» Given instruction
Copy the data exactly as it appears, and do not include any pictures.

Dataset records:

____________________

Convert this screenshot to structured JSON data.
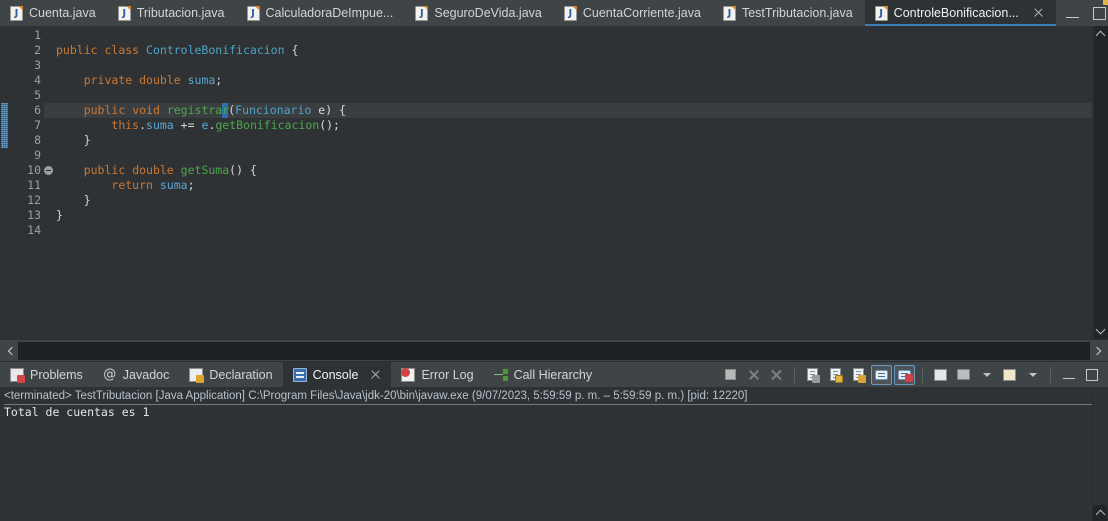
{
  "editor_tabs": [
    {
      "label": "Cuenta.java",
      "icon": "java-file-icon",
      "active": false,
      "closable": false
    },
    {
      "label": "Tributacion.java",
      "icon": "java-file-icon",
      "active": false,
      "closable": false
    },
    {
      "label": "CalculadoraDeImpue...",
      "icon": "java-file-icon",
      "active": false,
      "closable": false
    },
    {
      "label": "SeguroDeVida.java",
      "icon": "java-file-icon",
      "active": false,
      "closable": false
    },
    {
      "label": "CuentaCorriente.java",
      "icon": "java-file-icon",
      "active": false,
      "closable": false
    },
    {
      "label": "TestTributacion.java",
      "icon": "java-file-icon",
      "active": false,
      "closable": false
    },
    {
      "label": "ControleBonificacion...",
      "icon": "java-file-icon",
      "active": true,
      "closable": true
    }
  ],
  "window_controls": {
    "minimize": "minimize-icon",
    "maximize": "maximize-icon"
  },
  "editor": {
    "active_file": "ControleBonificacion...",
    "line_numbers": [
      "1",
      "2",
      "3",
      "4",
      "5",
      "6",
      "7",
      "8",
      "9",
      "10",
      "11",
      "12",
      "13",
      "14"
    ],
    "fold_markers_on_lines": [
      "6",
      "10"
    ],
    "highlighted_line": "6",
    "change_marker_lines": [
      "6",
      "7",
      "8"
    ],
    "lines": [
      "",
      "public class ControleBonificacion {",
      "",
      "    private double suma;",
      "",
      "    public void registrar(Funcionario e) {",
      "        this.suma += e.getBonificacion();",
      "    }",
      "",
      "    public double getSuma() {",
      "        return suma;",
      "    }",
      "}",
      ""
    ],
    "colors": {
      "background": "#2e3234",
      "keyword": "#cc7832",
      "type": "#4fa3c7",
      "method": "#4ea64e",
      "field": "#5ba7d6",
      "text": "#d8d8d8",
      "line_number": "#9aa0a4",
      "current_line": "#3a3e41",
      "change_marker": "#3c79a8"
    },
    "scroll_up": "scroll-up-icon",
    "scroll_down": "scroll-down-icon",
    "scroll_left": "scroll-left-icon",
    "scroll_right": "scroll-right-icon"
  },
  "view_tabs": [
    {
      "label": "Problems",
      "icon": "problems-icon",
      "active": false,
      "closable": false
    },
    {
      "label": "Javadoc",
      "icon": "javadoc-icon",
      "active": false,
      "closable": false
    },
    {
      "label": "Declaration",
      "icon": "declaration-icon",
      "active": false,
      "closable": false
    },
    {
      "label": "Console",
      "icon": "console-icon",
      "active": true,
      "closable": true
    },
    {
      "label": "Error Log",
      "icon": "error-log-icon",
      "active": false,
      "closable": false
    },
    {
      "label": "Call Hierarchy",
      "icon": "call-hierarchy-icon",
      "active": false,
      "closable": false
    }
  ],
  "console_toolbar": [
    {
      "name": "terminate-button",
      "enabled": true,
      "toggled": false
    },
    {
      "name": "remove-launch-button",
      "enabled": false,
      "toggled": false
    },
    {
      "name": "remove-all-launches-button",
      "enabled": false,
      "toggled": false
    },
    {
      "name": "clear-console-button",
      "enabled": true,
      "toggled": false
    },
    {
      "name": "scroll-lock-button",
      "enabled": true,
      "toggled": false
    },
    {
      "name": "word-wrap-button",
      "enabled": true,
      "toggled": false
    },
    {
      "name": "show-console-on-output-button",
      "enabled": true,
      "toggled": true
    },
    {
      "name": "show-console-on-error-button",
      "enabled": true,
      "toggled": true
    },
    {
      "name": "pin-console-button",
      "enabled": true,
      "toggled": false
    },
    {
      "name": "display-selected-console-button",
      "enabled": true,
      "toggled": false
    },
    {
      "name": "display-console-dropdown",
      "enabled": true,
      "toggled": false
    },
    {
      "name": "open-console-button",
      "enabled": true,
      "toggled": false
    },
    {
      "name": "open-console-dropdown",
      "enabled": true,
      "toggled": false
    },
    {
      "name": "minimize-view-button",
      "enabled": true,
      "toggled": false
    },
    {
      "name": "maximize-view-button",
      "enabled": true,
      "toggled": false
    }
  ],
  "console": {
    "launch_line": "<terminated> TestTributacion [Java Application] C:\\Program Files\\Java\\jdk-20\\bin\\javaw.exe  (9/07/2023, 5:59:59 p. m. – 5:59:59 p. m.) [pid: 12220]",
    "output_lines": [
      "Total de cuentas es 1"
    ],
    "scroll_down": "console-scroll-down-icon"
  }
}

____________________

» Reply to the task
Convert this screenshot to structured JSON data.
{
  "editor_tabs": [
    {
      "label": "Cuenta.java",
      "icon": "java-file-icon",
      "active": false,
      "closable": false
    },
    {
      "label": "Tributacion.java",
      "icon": "java-file-icon",
      "active": false,
      "closable": false
    },
    {
      "label": "CalculadoraDeImpue...",
      "icon": "java-file-icon",
      "active": false,
      "closable": false
    },
    {
      "label": "SeguroDeVida.java",
      "icon": "java-file-icon",
      "active": false,
      "closable": false
    },
    {
      "label": "CuentaCorriente.java",
      "icon": "java-file-icon",
      "active": false,
      "closable": false
    },
    {
      "label": "TestTributacion.java",
      "icon": "java-file-icon",
      "active": false,
      "closable": false
    },
    {
      "label": "ControleBonificacion...",
      "icon": "java-file-icon",
      "active": true,
      "closable": true
    }
  ],
  "window_controls": {
    "minimize": "minimize-icon",
    "maximize": "maximize-icon"
  },
  "editor": {
    "active_file": "ControleBonificacion...",
    "line_numbers": [
      "1",
      "2",
      "3",
      "4",
      "5",
      "6",
      "7",
      "8",
      "9",
      "10",
      "11",
      "12",
      "13",
      "14"
    ],
    "fold_markers_on_lines": [
      "6",
      "10"
    ],
    "highlighted_line": "6",
    "change_marker_lines": [
      "6",
      "7",
      "8"
    ],
    "lines": [
      "",
      "public class ControleBonificacion {",
      "",
      "    private double suma;",
      "",
      "    public void registrar(Funcionario e) {",
      "        this.suma += e.getBonificacion();",
      "    }",
      "",
      "    public double getSuma() {",
      "        return suma;",
      "    }",
      "}",
      ""
    ],
    "colors": {
      "background": "#2e3234",
      "keyword": "#cc7832",
      "type": "#4fa3c7",
      "method": "#4ea64e",
      "field": "#5ba7d6",
      "text": "#d8d8d8",
      "line_number": "#9aa0a4",
      "current_line": "#3a3e41",
      "change_marker": "#3c79a8"
    },
    "scroll_up": "scroll-up-icon",
    "scroll_down": "scroll-down-icon",
    "scroll_left": "scroll-left-icon",
    "scroll_right": "scroll-right-icon"
  },
  "view_tabs": [
    {
      "label": "Problems",
      "icon": "problems-icon",
      "active": false,
      "closable": false
    },
    {
      "label": "Javadoc",
      "icon": "javadoc-icon",
      "active": false,
      "closable": false
    },
    {
      "label": "Declaration",
      "icon": "declaration-icon",
      "active": false,
      "closable": false
    },
    {
      "label": "Console",
      "icon": "console-icon",
      "active": true,
      "closable": true
    },
    {
      "label": "Error Log",
      "icon": "error-log-icon",
      "active": false,
      "closable": false
    },
    {
      "label": "Call Hierarchy",
      "icon": "call-hierarchy-icon",
      "active": false,
      "closable": false
    }
  ],
  "console_toolbar": [
    {
      "name": "terminate-button",
      "enabled": true,
      "toggled": false
    },
    {
      "name": "remove-launch-button",
      "enabled": false,
      "toggled": false
    },
    {
      "name": "remove-all-launches-button",
      "enabled": false,
      "toggled": false
    },
    {
      "name": "clear-console-button",
      "enabled": true,
      "toggled": false
    },
    {
      "name": "scroll-lock-button",
      "enabled": true,
      "toggled": false
    },
    {
      "name": "word-wrap-button",
      "enabled": true,
      "toggled": false
    },
    {
      "name": "show-console-on-output-button",
      "enabled": true,
      "toggled": true
    },
    {
      "name": "show-console-on-error-button",
      "enabled": true,
      "toggled": true
    },
    {
      "name": "pin-console-button",
      "enabled": true,
      "toggled": false
    },
    {
      "name": "display-selected-console-button",
      "enabled": true,
      "toggled": false
    },
    {
      "name": "display-console-dropdown",
      "enabled": true,
      "toggled": false
    },
    {
      "name": "open-console-button",
      "enabled": true,
      "toggled": false
    },
    {
      "name": "open-console-dropdown",
      "enabled": true,
      "toggled": false
    },
    {
      "name": "minimize-view-button",
      "enabled": true,
      "toggled": false
    },
    {
      "name": "maximize-view-button",
      "enabled": true,
      "toggled": false
    }
  ],
  "console": {
    "launch_line": "<terminated> TestTributacion [Java Application] C:\\Program Files\\Java\\jdk-20\\bin\\javaw.exe  (9/07/2023, 5:59:59 p. m. – 5:59:59 p. m.) [pid: 12220]",
    "output_lines": [
      "Total de cuentas es 1"
    ],
    "scroll_down": "console-scroll-down-icon"
  }
}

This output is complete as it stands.